◆ Brief ◆
How many lines in the records below hold the string "icon"? Please answer with the number and nothing more.

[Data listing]

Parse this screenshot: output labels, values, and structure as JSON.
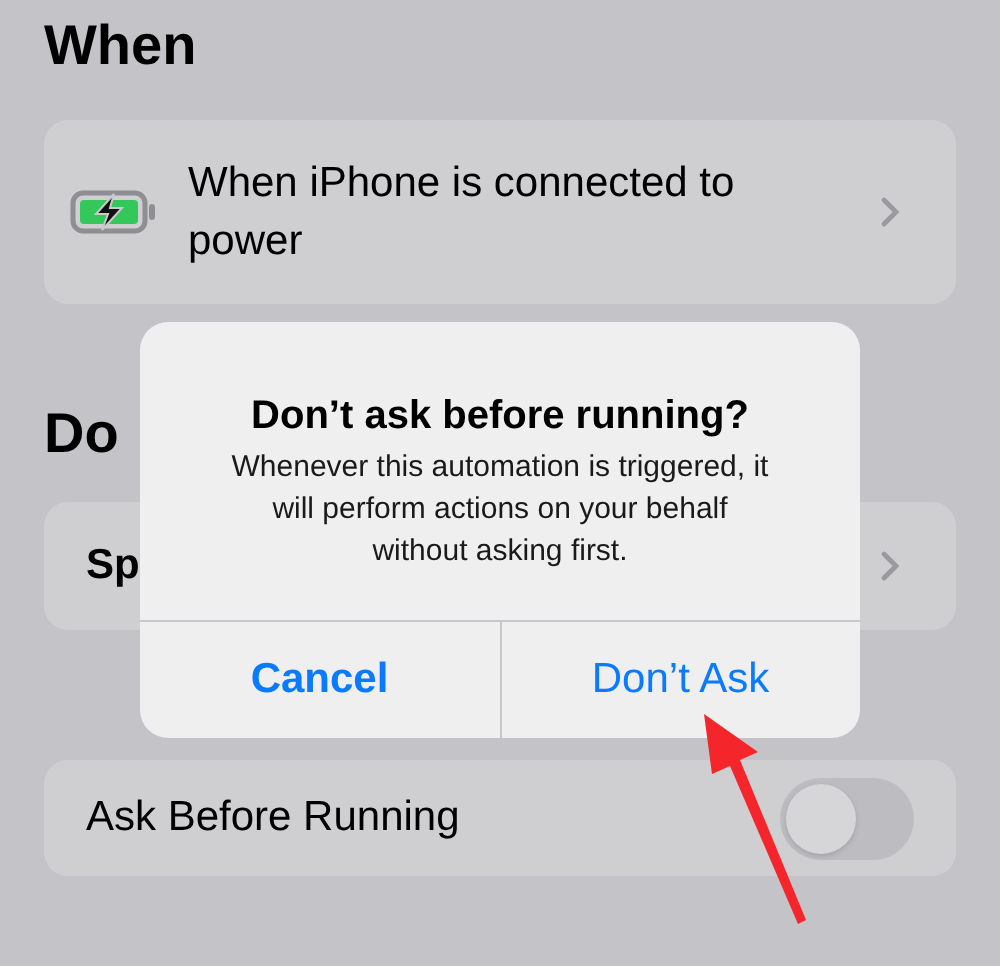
{
  "sections": [
    {
      "heading": "When",
      "row": {
        "kind": "trigger",
        "label": "When iPhone is connected to power"
      }
    },
    {
      "heading": "Do",
      "row": {
        "kind": "action",
        "label": "Sp"
      }
    }
  ],
  "setting": {
    "label": "Ask Before Running",
    "on": false
  },
  "alert": {
    "title": "Don’t ask before running?",
    "message": "Whenever this automation is triggered, it will perform actions on your behalf without asking first.",
    "buttons": [
      {
        "label": "Cancel",
        "kind": "cancel"
      },
      {
        "label": "Don’t Ask",
        "kind": "default"
      }
    ]
  }
}
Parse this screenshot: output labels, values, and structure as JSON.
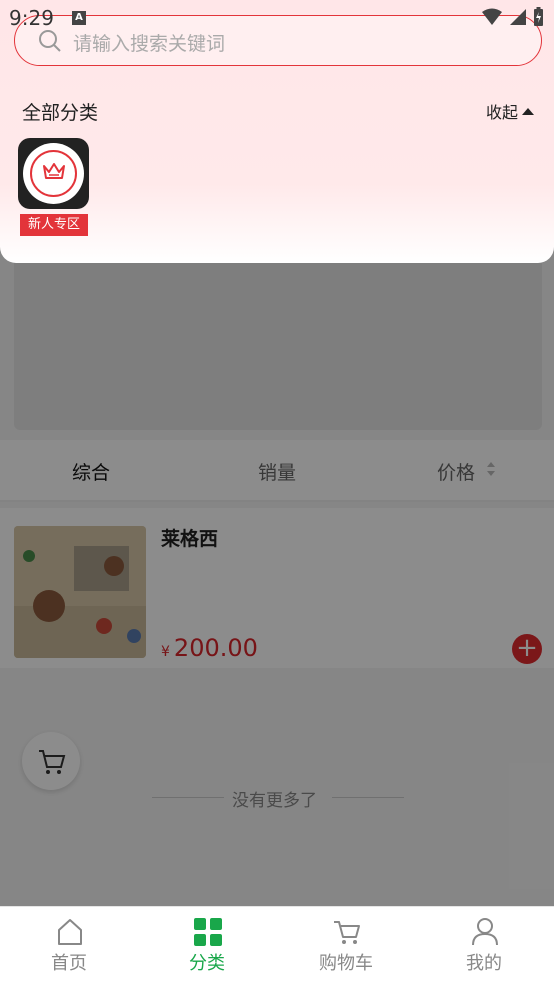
{
  "status": {
    "time": "9:29",
    "a_badge": "A"
  },
  "search": {
    "placeholder": "请输入搜索关键词"
  },
  "category_panel": {
    "title": "全部分类",
    "collapse_label": "收起",
    "items": [
      {
        "label": "新人专区",
        "icon": "crown-icon"
      }
    ]
  },
  "sort_tabs": [
    {
      "label": "综合",
      "active": true
    },
    {
      "label": "销量",
      "active": false
    },
    {
      "label": "价格",
      "active": false
    }
  ],
  "products": [
    {
      "name": "莱格西",
      "currency": "¥",
      "price": "200.00"
    }
  ],
  "list_footer": "没有更多了",
  "tabbar": [
    {
      "label": "首页",
      "icon": "home-icon",
      "active": false
    },
    {
      "label": "分类",
      "icon": "category-grid-icon",
      "active": true
    },
    {
      "label": "购物车",
      "icon": "cart-icon",
      "active": false
    },
    {
      "label": "我的",
      "icon": "user-icon",
      "active": false
    }
  ],
  "colors": {
    "accent_red": "#e3343a",
    "active_green": "#19a74a",
    "price_red": "#d9252b"
  }
}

◆ Written answer ◆
5